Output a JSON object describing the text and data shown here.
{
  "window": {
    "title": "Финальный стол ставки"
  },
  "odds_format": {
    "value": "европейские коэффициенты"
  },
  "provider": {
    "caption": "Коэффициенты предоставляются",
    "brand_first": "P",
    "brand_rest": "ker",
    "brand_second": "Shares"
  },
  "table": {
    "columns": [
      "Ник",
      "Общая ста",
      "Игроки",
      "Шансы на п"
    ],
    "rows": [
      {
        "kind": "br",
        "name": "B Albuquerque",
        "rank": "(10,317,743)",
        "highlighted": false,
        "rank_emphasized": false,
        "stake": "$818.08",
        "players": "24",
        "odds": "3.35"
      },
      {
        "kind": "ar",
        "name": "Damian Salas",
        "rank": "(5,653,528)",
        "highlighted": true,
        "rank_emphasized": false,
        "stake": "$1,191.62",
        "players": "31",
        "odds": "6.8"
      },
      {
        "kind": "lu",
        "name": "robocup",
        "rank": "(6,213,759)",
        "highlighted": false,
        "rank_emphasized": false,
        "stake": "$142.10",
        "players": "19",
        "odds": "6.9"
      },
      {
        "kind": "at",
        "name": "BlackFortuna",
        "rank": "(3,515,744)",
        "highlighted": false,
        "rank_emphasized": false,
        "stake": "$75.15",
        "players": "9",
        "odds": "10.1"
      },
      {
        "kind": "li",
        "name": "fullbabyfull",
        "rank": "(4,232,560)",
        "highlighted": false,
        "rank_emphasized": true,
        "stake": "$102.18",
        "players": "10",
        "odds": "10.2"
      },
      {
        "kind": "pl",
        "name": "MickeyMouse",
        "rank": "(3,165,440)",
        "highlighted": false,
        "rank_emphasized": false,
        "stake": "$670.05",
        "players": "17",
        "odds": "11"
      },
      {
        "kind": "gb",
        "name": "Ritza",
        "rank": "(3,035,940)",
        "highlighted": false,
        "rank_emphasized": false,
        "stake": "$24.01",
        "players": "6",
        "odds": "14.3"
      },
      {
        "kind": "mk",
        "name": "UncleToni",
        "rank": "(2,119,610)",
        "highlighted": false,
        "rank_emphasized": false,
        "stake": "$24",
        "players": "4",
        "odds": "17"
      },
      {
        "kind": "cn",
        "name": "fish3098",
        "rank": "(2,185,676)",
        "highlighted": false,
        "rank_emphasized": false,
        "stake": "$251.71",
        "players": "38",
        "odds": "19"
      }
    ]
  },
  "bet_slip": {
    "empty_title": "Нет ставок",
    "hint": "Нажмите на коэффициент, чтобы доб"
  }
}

——

WHAT IS EXPECTED:
Gather up every line in the data above that contains the word "kind", copying each one.

OUTPUT FOR THIS TASK:
        "kind": "br",
        "kind": "ar",
        "kind": "lu",
        "kind": "at",
        "kind": "li",
        "kind": "pl",
        "kind": "gb",
        "kind": "mk",
        "kind": "cn",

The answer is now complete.